Pictures don't belong in the copy; print all the records exactly.

┌────────

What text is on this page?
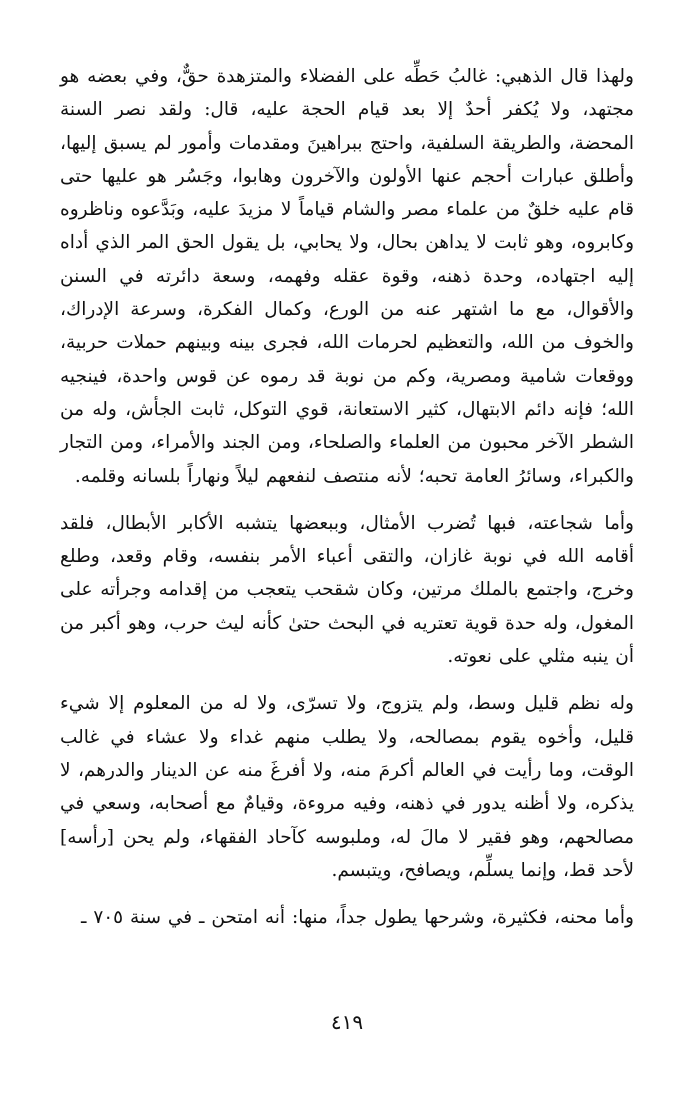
ولهذا قال الذهبي: غالبُ حَطِّه على الفضلاء والمتزهدة حقٌّ، وفي بعضه هو مجتهد، ولا يُكفر أحدٌ إلا بعد قيام الحجة عليه، قال: ولقد نصر السنة المحضة، والطريقة السلفية، واحتج ببراهينَ ومقدمات وأمور لم يسبق إليها، وأطلق عبارات أحجم عنها الأولون والآخرون وهابوا، وجَسُر هو عليها حتى قام عليه خلقٌ من علماء مصر والشام قياماً لا مزيدَ عليه، وبَدَّعوه وناظروه وكابروه، وهو ثابت لا يداهن بحال، ولا يحابي، بل يقول الحق المر الذي أداه إليه اجتهاده، وحدة ذهنه، وقوة عقله وفهمه، وسعة دائرته في السنن والأقوال، مع ما اشتهر عنه من الورع، وكمال الفكرة، وسرعة الإدراك، والخوف من الله، والتعظيم لحرمات الله، فجرى بينه وبينهم حملات حربية، ووقعات شامية ومصرية، وكم من نوبة قد رموه عن قوس واحدة، فينجيه الله؛ فإنه دائم الابتهال، كثير الاستعانة، قوي التوكل، ثابت الجأش، وله من الشطر الآخر محبون من العلماء والصلحاء، ومن الجند والأمراء، ومن التجار والكبراء، وسائرُ العامة تحبه؛ لأنه منتصف لنفعهم ليلاً ونهاراً بلسانه وقلمه.

وأما شجاعته، فبها تُضرب الأمثال، وببعضها يتشبه الأكابر الأبطال، فلقد أقامه الله في نوبة غازان، والتقى أعباء الأمر بنفسه، وقام وقعد، وطلع وخرج، واجتمع بالملك مرتين، وكان شقحب يتعجب من إقدامه وجرأته على المغول، وله حدة قوية تعتريه في البحث حتىٰ كأنه ليث حرب، وهو أكبر من أن ينبه مثلي على نعوته.

وله نظم قليل وسط، ولم يتزوج، ولا تسرّى، ولا له من المعلوم إلا شيء قليل، وأخوه يقوم بمصالحه، ولا يطلب منهم غداء ولا عشاء في غالب الوقت، وما رأيت في العالم أكرمَ منه، ولا أفرغَ منه عن الدينار والدرهم، لا يذكره، ولا أظنه يدور في ذهنه، وفيه مروءة، وقيامٌ مع أصحابه، وسعي في مصالحهم، وهو فقير لا مالَ له، وملبوسه كآحاد الفقهاء، ولم يحن [رأسه] لأحد قط، وإنما يسلِّم، ويصافح، ويتبسم.

وأما محنه، فكثيرة، وشرحها يطول جداً، منها: أنه امتحن ـ في سنة ٧٠٥ ـ

٤١٩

└────────

Full response =
What text is on this page?
ولهذا قال الذهبي: غالبُ حَطِّه على الفضلاء والمتزهدة حقٌّ، وفي بعضه هو مجتهد، ولا يُكفر أحدٌ إلا بعد قيام الحجة عليه، قال: ولقد نصر السنة المحضة، والطريقة السلفية، واحتج ببراهينَ ومقدمات وأمور لم يسبق إليها، وأطلق عبارات أحجم عنها الأولون والآخرون وهابوا، وجَسُر هو عليها حتى قام عليه خلقٌ من علماء مصر والشام قياماً لا مزيدَ عليه، وبَدَّعوه وناظروه وكابروه، وهو ثابت لا يداهن بحال، ولا يحابي، بل يقول الحق المر الذي أداه إليه اجتهاده، وحدة ذهنه، وقوة عقله وفهمه، وسعة دائرته في السنن والأقوال، مع ما اشتهر عنه من الورع، وكمال الفكرة، وسرعة الإدراك، والخوف من الله، والتعظيم لحرمات الله، فجرى بينه وبينهم حملات حربية، ووقعات شامية ومصرية، وكم من نوبة قد رموه عن قوس واحدة، فينجيه الله؛ فإنه دائم الابتهال، كثير الاستعانة، قوي التوكل، ثابت الجأش، وله من الشطر الآخر محبون من العلماء والصلحاء، ومن الجند والأمراء، ومن التجار والكبراء، وسائرُ العامة تحبه؛ لأنه منتصف لنفعهم ليلاً ونهاراً بلسانه وقلمه.

وأما شجاعته، فبها تُضرب الأمثال، وببعضها يتشبه الأكابر الأبطال، فلقد أقامه الله في نوبة غازان، والتقى أعباء الأمر بنفسه، وقام وقعد، وطلع وخرج، واجتمع بالملك مرتين، وكان شقحب يتعجب من إقدامه وجرأته على المغول، وله حدة قوية تعتريه في البحث حتىٰ كأنه ليث حرب، وهو أكبر من أن ينبه مثلي على نعوته.

وله نظم قليل وسط، ولم يتزوج، ولا تسرّى، ولا له من المعلوم إلا شيء قليل، وأخوه يقوم بمصالحه، ولا يطلب منهم غداء ولا عشاء في غالب الوقت، وما رأيت في العالم أكرمَ منه، ولا أفرغَ منه عن الدينار والدرهم، لا يذكره، ولا أظنه يدور في ذهنه، وفيه مروءة، وقيامٌ مع أصحابه، وسعي في مصالحهم، وهو فقير لا مالَ له، وملبوسه كآحاد الفقهاء، ولم يحن [رأسه] لأحد قط، وإنما يسلِّم، ويصافح، ويتبسم.

وأما محنه، فكثيرة، وشرحها يطول جداً، منها: أنه امتحن ـ في سنة ٧٠٥ ـ

٤١٩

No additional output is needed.